Supplied material =
'''
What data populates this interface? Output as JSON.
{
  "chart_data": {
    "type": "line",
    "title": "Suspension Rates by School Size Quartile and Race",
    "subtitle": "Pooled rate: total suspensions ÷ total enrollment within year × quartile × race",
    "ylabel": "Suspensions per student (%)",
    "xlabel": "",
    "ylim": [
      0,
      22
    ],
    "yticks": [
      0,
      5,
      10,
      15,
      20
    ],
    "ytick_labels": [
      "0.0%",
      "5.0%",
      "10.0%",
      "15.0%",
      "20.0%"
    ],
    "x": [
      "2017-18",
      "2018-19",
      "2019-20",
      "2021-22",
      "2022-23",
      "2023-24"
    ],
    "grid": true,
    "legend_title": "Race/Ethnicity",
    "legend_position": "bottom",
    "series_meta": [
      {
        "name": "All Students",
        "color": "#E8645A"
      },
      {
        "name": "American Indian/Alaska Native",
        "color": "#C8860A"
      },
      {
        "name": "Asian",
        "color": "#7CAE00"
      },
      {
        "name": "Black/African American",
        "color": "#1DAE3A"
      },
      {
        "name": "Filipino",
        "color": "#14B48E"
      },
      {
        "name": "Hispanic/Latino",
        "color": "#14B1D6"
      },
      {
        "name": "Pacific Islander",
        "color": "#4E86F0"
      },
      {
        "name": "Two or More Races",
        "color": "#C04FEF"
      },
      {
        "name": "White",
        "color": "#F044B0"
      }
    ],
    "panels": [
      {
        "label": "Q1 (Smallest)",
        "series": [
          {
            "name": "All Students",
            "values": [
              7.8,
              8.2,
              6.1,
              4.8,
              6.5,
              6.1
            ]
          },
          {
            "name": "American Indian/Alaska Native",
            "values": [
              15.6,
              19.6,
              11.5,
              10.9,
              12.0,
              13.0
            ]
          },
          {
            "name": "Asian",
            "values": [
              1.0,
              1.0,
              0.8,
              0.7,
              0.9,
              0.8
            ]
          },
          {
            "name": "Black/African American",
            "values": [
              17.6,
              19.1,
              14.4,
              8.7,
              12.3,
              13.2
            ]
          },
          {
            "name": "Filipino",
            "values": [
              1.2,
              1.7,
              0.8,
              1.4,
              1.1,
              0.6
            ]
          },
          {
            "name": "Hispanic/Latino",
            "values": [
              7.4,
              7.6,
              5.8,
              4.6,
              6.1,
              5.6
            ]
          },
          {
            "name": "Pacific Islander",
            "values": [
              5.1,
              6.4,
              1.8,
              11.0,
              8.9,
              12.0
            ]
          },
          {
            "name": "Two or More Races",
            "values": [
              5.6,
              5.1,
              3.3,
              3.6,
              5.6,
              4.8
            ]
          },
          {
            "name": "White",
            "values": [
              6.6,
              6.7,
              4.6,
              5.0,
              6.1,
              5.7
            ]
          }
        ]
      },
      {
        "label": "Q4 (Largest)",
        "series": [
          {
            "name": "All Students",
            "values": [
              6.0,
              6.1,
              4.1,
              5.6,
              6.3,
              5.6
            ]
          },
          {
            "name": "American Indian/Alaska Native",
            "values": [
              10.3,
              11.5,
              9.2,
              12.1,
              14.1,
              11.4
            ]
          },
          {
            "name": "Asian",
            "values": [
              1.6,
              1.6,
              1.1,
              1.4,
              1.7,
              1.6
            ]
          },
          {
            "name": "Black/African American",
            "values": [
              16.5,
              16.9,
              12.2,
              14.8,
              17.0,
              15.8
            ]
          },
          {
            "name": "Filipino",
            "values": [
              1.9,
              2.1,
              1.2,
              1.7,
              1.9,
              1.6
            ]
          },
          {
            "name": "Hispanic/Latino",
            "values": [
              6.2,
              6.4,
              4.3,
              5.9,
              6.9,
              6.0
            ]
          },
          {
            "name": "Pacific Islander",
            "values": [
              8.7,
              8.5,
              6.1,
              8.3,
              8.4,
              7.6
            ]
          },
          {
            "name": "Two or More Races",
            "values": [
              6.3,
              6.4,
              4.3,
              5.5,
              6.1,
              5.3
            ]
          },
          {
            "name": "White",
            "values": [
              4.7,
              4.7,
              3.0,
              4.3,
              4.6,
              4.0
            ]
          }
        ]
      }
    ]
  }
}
'''
Given instruction = Quote the data above in full, changing nothing.

Task solution =
What data populates this interface? Output as JSON.
{
  "chart_data": {
    "type": "line",
    "title": "Suspension Rates by School Size Quartile and Race",
    "subtitle": "Pooled rate: total suspensions ÷ total enrollment within year × quartile × race",
    "ylabel": "Suspensions per student (%)",
    "xlabel": "",
    "ylim": [
      0,
      22
    ],
    "yticks": [
      0,
      5,
      10,
      15,
      20
    ],
    "ytick_labels": [
      "0.0%",
      "5.0%",
      "10.0%",
      "15.0%",
      "20.0%"
    ],
    "x": [
      "2017-18",
      "2018-19",
      "2019-20",
      "2021-22",
      "2022-23",
      "2023-24"
    ],
    "grid": true,
    "legend_title": "Race/Ethnicity",
    "legend_position": "bottom",
    "series_meta": [
      {
        "name": "All Students",
        "color": "#E8645A"
      },
      {
        "name": "American Indian/Alaska Native",
        "color": "#C8860A"
      },
      {
        "name": "Asian",
        "color": "#7CAE00"
      },
      {
        "name": "Black/African American",
        "color": "#1DAE3A"
      },
      {
        "name": "Filipino",
        "color": "#14B48E"
      },
      {
        "name": "Hispanic/Latino",
        "color": "#14B1D6"
      },
      {
        "name": "Pacific Islander",
        "color": "#4E86F0"
      },
      {
        "name": "Two or More Races",
        "color": "#C04FEF"
      },
      {
        "name": "White",
        "color": "#F044B0"
      }
    ],
    "panels": [
      {
        "label": "Q1 (Smallest)",
        "series": [
          {
            "name": "All Students",
            "values": [
              7.8,
              8.2,
              6.1,
              4.8,
              6.5,
              6.1
            ]
          },
          {
            "name": "American Indian/Alaska Native",
            "values": [
              15.6,
              19.6,
              11.5,
              10.9,
              12.0,
              13.0
            ]
          },
          {
            "name": "Asian",
            "values": [
              1.0,
              1.0,
              0.8,
              0.7,
              0.9,
              0.8
            ]
          },
          {
            "name": "Black/African American",
            "values": [
              17.6,
              19.1,
              14.4,
              8.7,
              12.3,
              13.2
            ]
          },
          {
            "name": "Filipino",
            "values": [
              1.2,
              1.7,
              0.8,
              1.4,
              1.1,
              0.6
            ]
          },
          {
            "name": "Hispanic/Latino",
            "values": [
              7.4,
              7.6,
              5.8,
              4.6,
              6.1,
              5.6
            ]
          },
          {
            "name": "Pacific Islander",
            "values": [
              5.1,
              6.4,
              1.8,
              11.0,
              8.9,
              12.0
            ]
          },
          {
            "name": "Two or More Races",
            "values": [
              5.6,
              5.1,
              3.3,
              3.6,
              5.6,
              4.8
            ]
          },
          {
            "name": "White",
            "values": [
              6.6,
              6.7,
              4.6,
              5.0,
              6.1,
              5.7
            ]
          }
        ]
      },
      {
        "label": "Q4 (Largest)",
        "series": [
          {
            "name": "All Students",
            "values": [
              6.0,
              6.1,
              4.1,
              5.6,
              6.3,
              5.6
            ]
          },
          {
            "name": "American Indian/Alaska Native",
            "values": [
              10.3,
              11.5,
              9.2,
              12.1,
              14.1,
              11.4
            ]
          },
          {
            "name": "Asian",
            "values": [
              1.6,
              1.6,
              1.1,
              1.4,
              1.7,
              1.6
            ]
          },
          {
            "name": "Black/African American",
            "values": [
              16.5,
              16.9,
              12.2,
              14.8,
              17.0,
              15.8
            ]
          },
          {
            "name": "Filipino",
            "values": [
              1.9,
              2.1,
              1.2,
              1.7,
              1.9,
              1.6
            ]
          },
          {
            "name": "Hispanic/Latino",
            "values": [
              6.2,
              6.4,
              4.3,
              5.9,
              6.9,
              6.0
            ]
          },
          {
            "name": "Pacific Islander",
            "values": [
              8.7,
              8.5,
              6.1,
              8.3,
              8.4,
              7.6
            ]
          },
          {
            "name": "Two or More Races",
            "values": [
              6.3,
              6.4,
              4.3,
              5.5,
              6.1,
              5.3
            ]
          },
          {
            "name": "White",
            "values": [
              4.7,
              4.7,
              3.0,
              4.3,
              4.6,
              4.0
            ]
          }
        ]
      }
    ]
  }
}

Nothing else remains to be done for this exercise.